[Saved entries]
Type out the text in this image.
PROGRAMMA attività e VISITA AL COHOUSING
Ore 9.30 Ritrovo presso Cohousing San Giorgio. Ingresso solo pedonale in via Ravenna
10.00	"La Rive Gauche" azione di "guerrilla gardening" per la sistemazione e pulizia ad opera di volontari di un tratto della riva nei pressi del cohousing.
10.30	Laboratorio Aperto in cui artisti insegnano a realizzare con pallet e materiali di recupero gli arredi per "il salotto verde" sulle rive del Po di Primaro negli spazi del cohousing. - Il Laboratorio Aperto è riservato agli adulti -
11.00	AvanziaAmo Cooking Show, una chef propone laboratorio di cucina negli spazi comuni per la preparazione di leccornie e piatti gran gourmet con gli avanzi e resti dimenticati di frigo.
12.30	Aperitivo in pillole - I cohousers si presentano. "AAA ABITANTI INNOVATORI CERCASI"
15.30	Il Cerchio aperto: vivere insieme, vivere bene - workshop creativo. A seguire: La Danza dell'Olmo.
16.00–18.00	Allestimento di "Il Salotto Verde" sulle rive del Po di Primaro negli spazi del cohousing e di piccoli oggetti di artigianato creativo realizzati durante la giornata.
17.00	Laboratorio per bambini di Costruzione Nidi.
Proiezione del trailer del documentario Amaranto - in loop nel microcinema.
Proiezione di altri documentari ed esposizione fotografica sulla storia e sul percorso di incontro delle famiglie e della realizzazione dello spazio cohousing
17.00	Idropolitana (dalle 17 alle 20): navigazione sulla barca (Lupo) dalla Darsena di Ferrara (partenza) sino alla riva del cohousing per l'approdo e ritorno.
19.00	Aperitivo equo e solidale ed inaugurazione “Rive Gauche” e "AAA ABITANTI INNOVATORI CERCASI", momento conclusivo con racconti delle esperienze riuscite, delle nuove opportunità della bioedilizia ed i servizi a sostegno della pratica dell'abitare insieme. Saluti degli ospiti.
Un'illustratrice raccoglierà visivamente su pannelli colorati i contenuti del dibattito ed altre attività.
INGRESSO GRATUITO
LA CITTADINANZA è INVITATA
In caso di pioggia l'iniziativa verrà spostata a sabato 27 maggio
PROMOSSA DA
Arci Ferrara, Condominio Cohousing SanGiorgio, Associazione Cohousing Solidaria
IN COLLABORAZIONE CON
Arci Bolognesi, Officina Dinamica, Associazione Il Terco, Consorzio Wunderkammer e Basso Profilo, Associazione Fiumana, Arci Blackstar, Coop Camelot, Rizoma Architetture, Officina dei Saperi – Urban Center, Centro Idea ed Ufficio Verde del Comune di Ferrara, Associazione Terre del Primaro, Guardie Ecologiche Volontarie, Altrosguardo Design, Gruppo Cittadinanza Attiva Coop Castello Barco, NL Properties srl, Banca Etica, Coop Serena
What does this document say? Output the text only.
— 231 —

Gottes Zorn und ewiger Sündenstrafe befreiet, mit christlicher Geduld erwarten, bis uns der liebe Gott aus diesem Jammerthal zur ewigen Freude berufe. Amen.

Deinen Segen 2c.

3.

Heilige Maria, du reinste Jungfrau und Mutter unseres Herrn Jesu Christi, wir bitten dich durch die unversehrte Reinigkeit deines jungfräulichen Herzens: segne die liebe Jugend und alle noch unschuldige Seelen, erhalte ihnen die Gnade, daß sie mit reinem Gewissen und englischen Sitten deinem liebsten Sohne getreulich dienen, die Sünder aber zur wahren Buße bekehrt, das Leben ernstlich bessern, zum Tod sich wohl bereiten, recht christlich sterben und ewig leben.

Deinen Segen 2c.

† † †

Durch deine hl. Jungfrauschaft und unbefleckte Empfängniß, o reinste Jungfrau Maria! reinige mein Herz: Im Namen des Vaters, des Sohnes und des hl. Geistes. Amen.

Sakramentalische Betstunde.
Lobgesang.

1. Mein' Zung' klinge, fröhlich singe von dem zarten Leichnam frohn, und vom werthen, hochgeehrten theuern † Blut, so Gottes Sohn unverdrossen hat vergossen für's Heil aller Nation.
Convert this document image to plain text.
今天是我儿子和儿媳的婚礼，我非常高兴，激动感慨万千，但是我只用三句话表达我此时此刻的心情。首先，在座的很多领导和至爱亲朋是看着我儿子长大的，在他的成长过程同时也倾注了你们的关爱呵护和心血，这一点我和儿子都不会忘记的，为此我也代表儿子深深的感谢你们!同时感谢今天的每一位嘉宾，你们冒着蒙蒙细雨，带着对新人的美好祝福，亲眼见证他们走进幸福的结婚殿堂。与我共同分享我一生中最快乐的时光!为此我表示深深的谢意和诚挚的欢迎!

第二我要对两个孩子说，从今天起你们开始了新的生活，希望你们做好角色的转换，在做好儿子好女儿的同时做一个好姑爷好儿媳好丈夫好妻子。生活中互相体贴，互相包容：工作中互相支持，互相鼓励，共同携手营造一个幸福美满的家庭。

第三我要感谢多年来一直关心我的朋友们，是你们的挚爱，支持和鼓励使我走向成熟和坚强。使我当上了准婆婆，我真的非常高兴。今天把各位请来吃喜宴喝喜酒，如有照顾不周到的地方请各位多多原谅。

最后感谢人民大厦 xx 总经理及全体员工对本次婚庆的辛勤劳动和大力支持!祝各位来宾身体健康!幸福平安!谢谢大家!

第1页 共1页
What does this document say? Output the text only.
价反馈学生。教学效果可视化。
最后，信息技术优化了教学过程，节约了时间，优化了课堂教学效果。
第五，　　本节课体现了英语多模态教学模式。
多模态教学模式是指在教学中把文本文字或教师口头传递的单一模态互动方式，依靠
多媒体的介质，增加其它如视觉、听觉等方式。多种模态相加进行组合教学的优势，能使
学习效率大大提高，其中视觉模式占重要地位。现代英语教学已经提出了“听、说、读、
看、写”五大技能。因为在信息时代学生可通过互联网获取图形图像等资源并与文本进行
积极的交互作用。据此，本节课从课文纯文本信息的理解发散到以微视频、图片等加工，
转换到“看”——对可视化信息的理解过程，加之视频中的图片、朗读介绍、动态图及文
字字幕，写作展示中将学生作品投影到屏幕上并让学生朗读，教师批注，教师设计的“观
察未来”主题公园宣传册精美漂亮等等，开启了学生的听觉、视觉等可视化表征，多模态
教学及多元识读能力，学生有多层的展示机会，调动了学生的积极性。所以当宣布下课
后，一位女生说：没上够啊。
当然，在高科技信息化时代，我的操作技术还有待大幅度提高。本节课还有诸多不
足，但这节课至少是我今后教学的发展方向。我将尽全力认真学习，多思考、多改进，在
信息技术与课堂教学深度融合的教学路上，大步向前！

Directive: Where a line holds the string "insieme", copy that line.

Task answer:
15.30	Il Cerchio aperto: vivere insieme, vivere bene - workshop creativo. A seguire: La Danza dell'Olmo.
19.00	Aperitivo equo e solidale ed inaugurazione “Rive Gauche” e "AAA ABITANTI INNOVATORI CERCASI", momento conclusivo con racconti delle esperienze riuscite, delle nuove opportunità della bioedilizia ed i servizi a sostegno della pratica dell'abitare insieme. Saluti degli ospiti.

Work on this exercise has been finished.